WHAT YOU SHOULD DO: Which lines below hold the word "JSON"? Report each one.

-------- RECORD SET

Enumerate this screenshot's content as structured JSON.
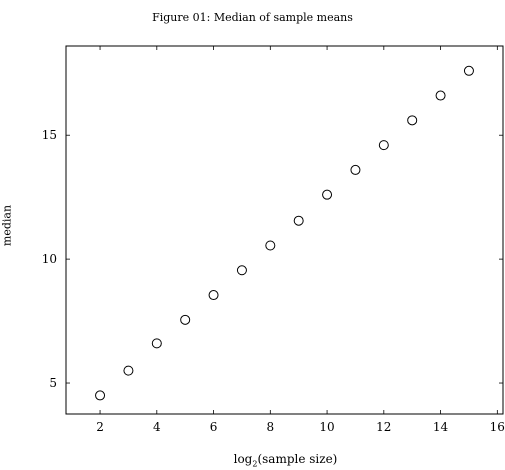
{
  "chart_data": {
    "type": "scatter",
    "title": "Figure 01: Median of sample means",
    "xlabel": {
      "prefix": "log",
      "sub": "2",
      "suffix": "(sample size)"
    },
    "ylabel": "median",
    "xlim": [
      0.8,
      16.2
    ],
    "ylim": [
      3.75,
      18.6
    ],
    "xticks": [
      2,
      4,
      6,
      8,
      10,
      12,
      14,
      16
    ],
    "yticks": [
      5,
      10,
      15
    ],
    "grid": false,
    "marker": "open-circle",
    "x": [
      2,
      3,
      4,
      5,
      6,
      7,
      8,
      9,
      10,
      11,
      12,
      13,
      14,
      15
    ],
    "y": [
      4.5,
      5.5,
      6.6,
      7.55,
      8.55,
      9.55,
      10.55,
      11.55,
      12.6,
      13.6,
      14.6,
      15.6,
      16.6,
      17.6
    ]
  }
}
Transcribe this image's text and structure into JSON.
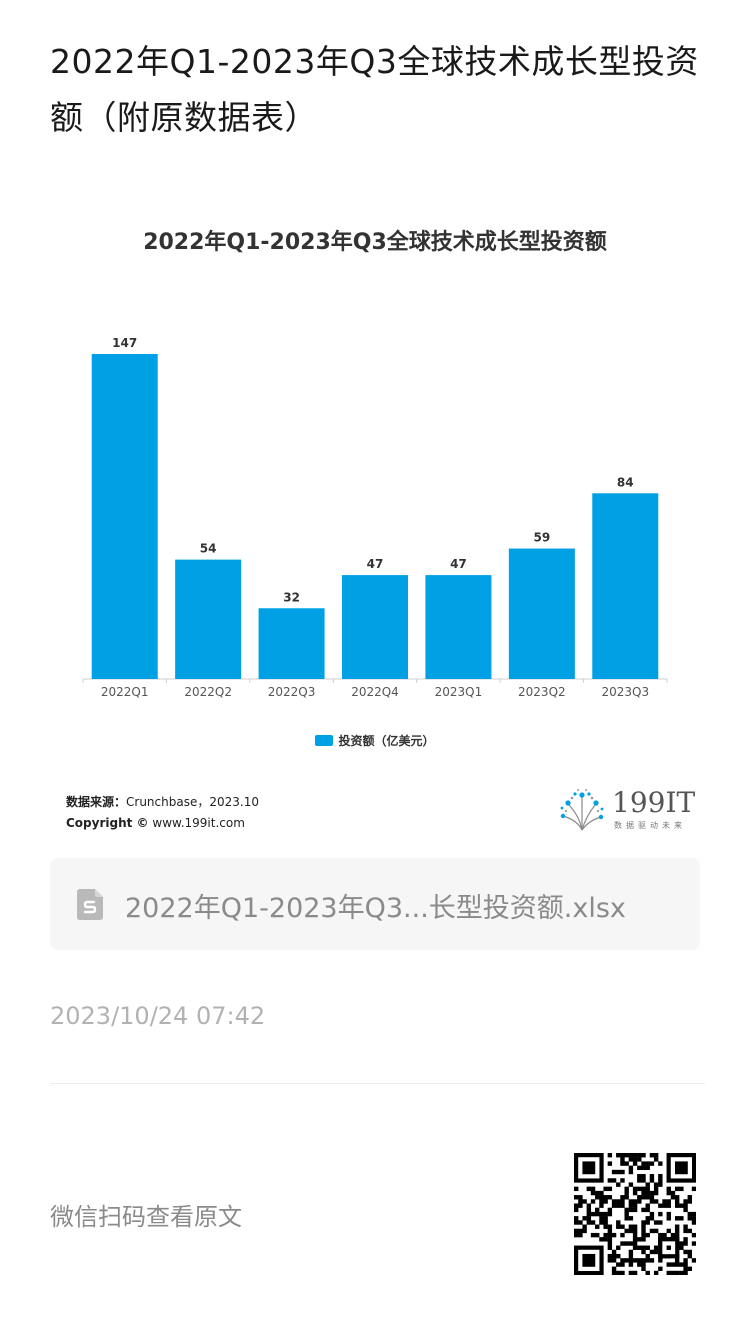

----------------

ANSWER TO THIS TASK:
Enumerate this screenshot's content as structured JSON.
Transcribe this image's text and structure into JSON.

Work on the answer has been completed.